* Task *
Reproduce the entries below, replacing "chevron-down-icon" with "dropdown-arrow-icon" wherever it appears and changing nothing else.

* Material for the task *
---+---

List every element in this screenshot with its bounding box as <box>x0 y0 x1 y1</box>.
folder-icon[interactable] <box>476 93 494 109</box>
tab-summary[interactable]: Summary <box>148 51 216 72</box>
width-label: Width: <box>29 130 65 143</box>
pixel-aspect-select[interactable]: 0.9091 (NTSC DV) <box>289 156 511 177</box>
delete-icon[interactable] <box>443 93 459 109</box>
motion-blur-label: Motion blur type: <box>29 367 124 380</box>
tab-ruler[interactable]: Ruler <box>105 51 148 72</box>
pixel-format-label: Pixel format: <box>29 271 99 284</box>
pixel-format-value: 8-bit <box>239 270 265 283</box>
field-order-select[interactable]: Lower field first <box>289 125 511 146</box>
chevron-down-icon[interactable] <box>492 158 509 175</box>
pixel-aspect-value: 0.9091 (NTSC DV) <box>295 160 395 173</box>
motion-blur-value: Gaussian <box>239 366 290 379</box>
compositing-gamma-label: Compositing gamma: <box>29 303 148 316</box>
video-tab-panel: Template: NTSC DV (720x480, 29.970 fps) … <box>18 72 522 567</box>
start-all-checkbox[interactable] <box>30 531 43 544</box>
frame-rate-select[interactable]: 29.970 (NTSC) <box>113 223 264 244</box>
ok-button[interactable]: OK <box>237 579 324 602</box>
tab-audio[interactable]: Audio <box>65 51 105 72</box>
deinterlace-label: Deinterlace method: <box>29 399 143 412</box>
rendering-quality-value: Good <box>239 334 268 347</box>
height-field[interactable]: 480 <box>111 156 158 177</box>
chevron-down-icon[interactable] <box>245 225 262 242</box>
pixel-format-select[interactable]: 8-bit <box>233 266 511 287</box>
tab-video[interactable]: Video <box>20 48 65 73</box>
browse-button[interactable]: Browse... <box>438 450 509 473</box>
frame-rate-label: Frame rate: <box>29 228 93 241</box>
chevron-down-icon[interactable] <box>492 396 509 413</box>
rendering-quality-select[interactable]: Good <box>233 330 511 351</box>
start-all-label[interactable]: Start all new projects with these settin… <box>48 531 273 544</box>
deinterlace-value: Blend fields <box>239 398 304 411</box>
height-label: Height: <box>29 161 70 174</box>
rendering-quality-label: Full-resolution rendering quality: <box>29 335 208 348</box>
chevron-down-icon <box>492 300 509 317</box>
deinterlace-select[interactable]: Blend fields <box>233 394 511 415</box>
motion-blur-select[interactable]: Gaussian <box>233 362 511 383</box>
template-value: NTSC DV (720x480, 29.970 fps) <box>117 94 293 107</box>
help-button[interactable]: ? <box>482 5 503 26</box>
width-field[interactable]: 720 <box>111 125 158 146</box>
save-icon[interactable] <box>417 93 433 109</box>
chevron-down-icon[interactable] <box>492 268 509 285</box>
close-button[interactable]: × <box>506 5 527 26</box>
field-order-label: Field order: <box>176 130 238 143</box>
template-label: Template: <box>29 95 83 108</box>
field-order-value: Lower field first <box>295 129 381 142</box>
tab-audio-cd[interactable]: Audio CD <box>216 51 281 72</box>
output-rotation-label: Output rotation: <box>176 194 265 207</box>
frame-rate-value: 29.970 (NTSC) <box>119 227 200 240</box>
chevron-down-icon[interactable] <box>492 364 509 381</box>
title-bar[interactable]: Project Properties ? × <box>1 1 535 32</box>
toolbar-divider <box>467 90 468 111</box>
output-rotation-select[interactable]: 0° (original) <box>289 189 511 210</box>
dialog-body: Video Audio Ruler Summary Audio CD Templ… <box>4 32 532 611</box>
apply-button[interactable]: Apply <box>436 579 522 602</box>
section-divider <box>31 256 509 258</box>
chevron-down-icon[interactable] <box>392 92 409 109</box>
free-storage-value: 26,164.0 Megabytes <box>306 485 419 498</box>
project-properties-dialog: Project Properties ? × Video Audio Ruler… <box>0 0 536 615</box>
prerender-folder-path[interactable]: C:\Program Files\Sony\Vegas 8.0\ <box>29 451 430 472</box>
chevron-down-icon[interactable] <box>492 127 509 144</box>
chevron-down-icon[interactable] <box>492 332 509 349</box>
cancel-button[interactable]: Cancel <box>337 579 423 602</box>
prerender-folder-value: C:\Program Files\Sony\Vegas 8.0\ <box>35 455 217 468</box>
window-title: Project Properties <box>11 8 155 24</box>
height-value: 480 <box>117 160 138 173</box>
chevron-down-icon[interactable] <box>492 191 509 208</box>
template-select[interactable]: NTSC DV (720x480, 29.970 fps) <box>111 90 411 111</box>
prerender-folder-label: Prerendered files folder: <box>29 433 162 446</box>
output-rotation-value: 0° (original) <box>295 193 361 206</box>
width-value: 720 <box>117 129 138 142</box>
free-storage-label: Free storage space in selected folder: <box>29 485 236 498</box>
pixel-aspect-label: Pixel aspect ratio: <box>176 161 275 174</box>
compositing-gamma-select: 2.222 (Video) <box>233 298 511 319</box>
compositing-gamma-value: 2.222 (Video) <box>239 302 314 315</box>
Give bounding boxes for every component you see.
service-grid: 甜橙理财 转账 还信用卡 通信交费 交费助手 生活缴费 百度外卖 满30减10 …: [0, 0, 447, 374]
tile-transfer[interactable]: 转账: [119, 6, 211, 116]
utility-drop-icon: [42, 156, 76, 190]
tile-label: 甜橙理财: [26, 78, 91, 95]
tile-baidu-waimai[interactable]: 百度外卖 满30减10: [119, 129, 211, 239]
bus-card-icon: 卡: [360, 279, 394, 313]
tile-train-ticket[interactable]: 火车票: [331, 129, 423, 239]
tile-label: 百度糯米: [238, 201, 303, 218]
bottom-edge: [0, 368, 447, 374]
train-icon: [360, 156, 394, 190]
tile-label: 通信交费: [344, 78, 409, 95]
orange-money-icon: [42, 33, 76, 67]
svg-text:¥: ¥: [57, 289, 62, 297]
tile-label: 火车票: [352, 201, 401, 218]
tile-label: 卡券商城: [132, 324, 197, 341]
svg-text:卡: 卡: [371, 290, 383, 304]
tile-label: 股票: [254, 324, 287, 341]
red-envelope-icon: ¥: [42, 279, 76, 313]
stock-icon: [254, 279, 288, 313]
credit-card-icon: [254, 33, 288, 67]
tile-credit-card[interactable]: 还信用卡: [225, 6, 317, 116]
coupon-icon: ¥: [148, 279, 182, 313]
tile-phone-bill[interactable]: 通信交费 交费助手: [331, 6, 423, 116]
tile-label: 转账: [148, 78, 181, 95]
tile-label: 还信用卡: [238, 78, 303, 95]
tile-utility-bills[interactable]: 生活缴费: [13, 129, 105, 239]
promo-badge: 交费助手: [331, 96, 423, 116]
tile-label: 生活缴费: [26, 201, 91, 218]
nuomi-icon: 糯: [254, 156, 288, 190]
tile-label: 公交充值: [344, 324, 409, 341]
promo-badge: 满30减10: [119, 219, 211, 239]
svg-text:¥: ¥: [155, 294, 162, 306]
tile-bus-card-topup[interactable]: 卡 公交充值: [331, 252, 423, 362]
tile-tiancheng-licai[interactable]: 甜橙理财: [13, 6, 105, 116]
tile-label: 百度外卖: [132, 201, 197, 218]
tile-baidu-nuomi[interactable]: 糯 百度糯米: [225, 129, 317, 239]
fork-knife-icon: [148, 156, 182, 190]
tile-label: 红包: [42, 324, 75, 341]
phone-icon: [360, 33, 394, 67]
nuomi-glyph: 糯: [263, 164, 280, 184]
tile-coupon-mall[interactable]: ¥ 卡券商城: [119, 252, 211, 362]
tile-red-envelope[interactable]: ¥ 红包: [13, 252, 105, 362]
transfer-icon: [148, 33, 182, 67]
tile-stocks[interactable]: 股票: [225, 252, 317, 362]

---+---

* Expected output *
List every element in this screenshot with its bounding box as <box>x0 y0 x1 y1</box>.
folder-icon[interactable] <box>476 93 494 109</box>
tab-summary[interactable]: Summary <box>148 51 216 72</box>
width-label: Width: <box>29 130 65 143</box>
pixel-aspect-select[interactable]: 0.9091 (NTSC DV) <box>289 156 511 177</box>
delete-icon[interactable] <box>443 93 459 109</box>
motion-blur-label: Motion blur type: <box>29 367 124 380</box>
tab-ruler[interactable]: Ruler <box>105 51 148 72</box>
pixel-format-label: Pixel format: <box>29 271 99 284</box>
pixel-format-value: 8-bit <box>239 270 265 283</box>
field-order-select[interactable]: Lower field first <box>289 125 511 146</box>
dropdown-arrow-icon[interactable] <box>492 158 509 175</box>
pixel-aspect-value: 0.9091 (NTSC DV) <box>295 160 395 173</box>
motion-blur-value: Gaussian <box>239 366 290 379</box>
compositing-gamma-label: Compositing gamma: <box>29 303 148 316</box>
video-tab-panel: Template: NTSC DV (720x480, 29.970 fps) … <box>18 72 522 567</box>
start-all-checkbox[interactable] <box>30 531 43 544</box>
frame-rate-select[interactable]: 29.970 (NTSC) <box>113 223 264 244</box>
ok-button[interactable]: OK <box>237 579 324 602</box>
tab-audio[interactable]: Audio <box>65 51 105 72</box>
deinterlace-label: Deinterlace method: <box>29 399 143 412</box>
rendering-quality-value: Good <box>239 334 268 347</box>
height-field[interactable]: 480 <box>111 156 158 177</box>
dropdown-arrow-icon[interactable] <box>245 225 262 242</box>
pixel-format-select[interactable]: 8-bit <box>233 266 511 287</box>
tab-video[interactable]: Video <box>20 48 65 73</box>
browse-button[interactable]: Browse... <box>438 450 509 473</box>
frame-rate-label: Frame rate: <box>29 228 93 241</box>
dropdown-arrow-icon[interactable] <box>492 396 509 413</box>
rendering-quality-select[interactable]: Good <box>233 330 511 351</box>
start-all-label[interactable]: Start all new projects with these settin… <box>48 531 273 544</box>
deinterlace-value: Blend fields <box>239 398 304 411</box>
height-label: Height: <box>29 161 70 174</box>
rendering-quality-label: Full-resolution rendering quality: <box>29 335 208 348</box>
dropdown-arrow-icon <box>492 300 509 317</box>
deinterlace-select[interactable]: Blend fields <box>233 394 511 415</box>
motion-blur-select[interactable]: Gaussian <box>233 362 511 383</box>
template-value: NTSC DV (720x480, 29.970 fps) <box>117 94 293 107</box>
help-button[interactable]: ? <box>482 5 503 26</box>
width-field[interactable]: 720 <box>111 125 158 146</box>
save-icon[interactable] <box>417 93 433 109</box>
dropdown-arrow-icon[interactable] <box>492 268 509 285</box>
close-button[interactable]: × <box>506 5 527 26</box>
field-order-label: Field order: <box>176 130 238 143</box>
template-label: Template: <box>29 95 83 108</box>
field-order-value: Lower field first <box>295 129 381 142</box>
tab-audio-cd[interactable]: Audio CD <box>216 51 281 72</box>
output-rotation-label: Output rotation: <box>176 194 265 207</box>
frame-rate-value: 29.970 (NTSC) <box>119 227 200 240</box>
dropdown-arrow-icon[interactable] <box>492 364 509 381</box>
title-bar[interactable]: Project Properties ? × <box>1 1 535 32</box>
toolbar-divider <box>467 90 468 111</box>
output-rotation-select[interactable]: 0° (original) <box>289 189 511 210</box>
dialog-body: Video Audio Ruler Summary Audio CD Templ… <box>4 32 532 611</box>
apply-button[interactable]: Apply <box>436 579 522 602</box>
section-divider <box>31 256 509 258</box>
dropdown-arrow-icon[interactable] <box>392 92 409 109</box>
free-storage-value: 26,164.0 Megabytes <box>306 485 419 498</box>
project-properties-dialog: Project Properties ? × Video Audio Ruler… <box>0 0 536 615</box>
prerender-folder-path[interactable]: C:\Program Files\Sony\Vegas 8.0\ <box>29 451 430 472</box>
dropdown-arrow-icon[interactable] <box>492 127 509 144</box>
dropdown-arrow-icon[interactable] <box>492 332 509 349</box>
cancel-button[interactable]: Cancel <box>337 579 423 602</box>
prerender-folder-value: C:\Program Files\Sony\Vegas 8.0\ <box>35 455 217 468</box>
window-title: Project Properties <box>11 8 155 24</box>
height-value: 480 <box>117 160 138 173</box>
dropdown-arrow-icon[interactable] <box>492 191 509 208</box>
template-select[interactable]: NTSC DV (720x480, 29.970 fps) <box>111 90 411 111</box>
prerender-folder-label: Prerendered files folder: <box>29 433 162 446</box>
output-rotation-value: 0° (original) <box>295 193 361 206</box>
width-value: 720 <box>117 129 138 142</box>
free-storage-label: Free storage space in selected folder: <box>29 485 236 498</box>
pixel-aspect-label: Pixel aspect ratio: <box>176 161 275 174</box>
compositing-gamma-select: 2.222 (Video) <box>233 298 511 319</box>
compositing-gamma-value: 2.222 (Video) <box>239 302 314 315</box>
Give bounding boxes for every component you see.
service-grid: 甜橙理财 转账 还信用卡 通信交费 交费助手 生活缴费 百度外卖 满30减10 …: [0, 0, 447, 374]
tile-transfer[interactable]: 转账: [119, 6, 211, 116]
utility-drop-icon: [42, 156, 76, 190]
tile-label: 甜橙理财: [26, 78, 91, 95]
tile-baidu-waimai[interactable]: 百度外卖 满30减10: [119, 129, 211, 239]
bus-card-icon: 卡: [360, 279, 394, 313]
tile-train-ticket[interactable]: 火车票: [331, 129, 423, 239]
tile-label: 百度糯米: [238, 201, 303, 218]
bottom-edge: [0, 368, 447, 374]
train-icon: [360, 156, 394, 190]
tile-label: 通信交费: [344, 78, 409, 95]
orange-money-icon: [42, 33, 76, 67]
svg-text:¥: ¥: [57, 289, 62, 297]
tile-label: 火车票: [352, 201, 401, 218]
tile-label: 卡券商城: [132, 324, 197, 341]
svg-text:卡: 卡: [371, 290, 383, 304]
tile-label: 股票: [254, 324, 287, 341]
red-envelope-icon: ¥: [42, 279, 76, 313]
stock-icon: [254, 279, 288, 313]
credit-card-icon: [254, 33, 288, 67]
tile-credit-card[interactable]: 还信用卡: [225, 6, 317, 116]
coupon-icon: ¥: [148, 279, 182, 313]
tile-phone-bill[interactable]: 通信交费 交费助手: [331, 6, 423, 116]
tile-label: 转账: [148, 78, 181, 95]
tile-label: 还信用卡: [238, 78, 303, 95]
tile-utility-bills[interactable]: 生活缴费: [13, 129, 105, 239]
promo-badge: 交费助手: [331, 96, 423, 116]
tile-label: 生活缴费: [26, 201, 91, 218]
nuomi-icon: 糯: [254, 156, 288, 190]
tile-label: 公交充值: [344, 324, 409, 341]
promo-badge: 满30减10: [119, 219, 211, 239]
svg-text:¥: ¥: [155, 294, 162, 306]
tile-bus-card-topup[interactable]: 卡 公交充值: [331, 252, 423, 362]
tile-tiancheng-licai[interactable]: 甜橙理财: [13, 6, 105, 116]
tile-label: 百度外卖: [132, 201, 197, 218]
tile-baidu-nuomi[interactable]: 糯 百度糯米: [225, 129, 317, 239]
fork-knife-icon: [148, 156, 182, 190]
tile-label: 红包: [42, 324, 75, 341]
phone-icon: [360, 33, 394, 67]
nuomi-glyph: 糯: [263, 164, 280, 184]
tile-coupon-mall[interactable]: ¥ 卡券商城: [119, 252, 211, 362]
tile-red-envelope[interactable]: ¥ 红包: [13, 252, 105, 362]
transfer-icon: [148, 33, 182, 67]
tile-stocks[interactable]: 股票: [225, 252, 317, 362]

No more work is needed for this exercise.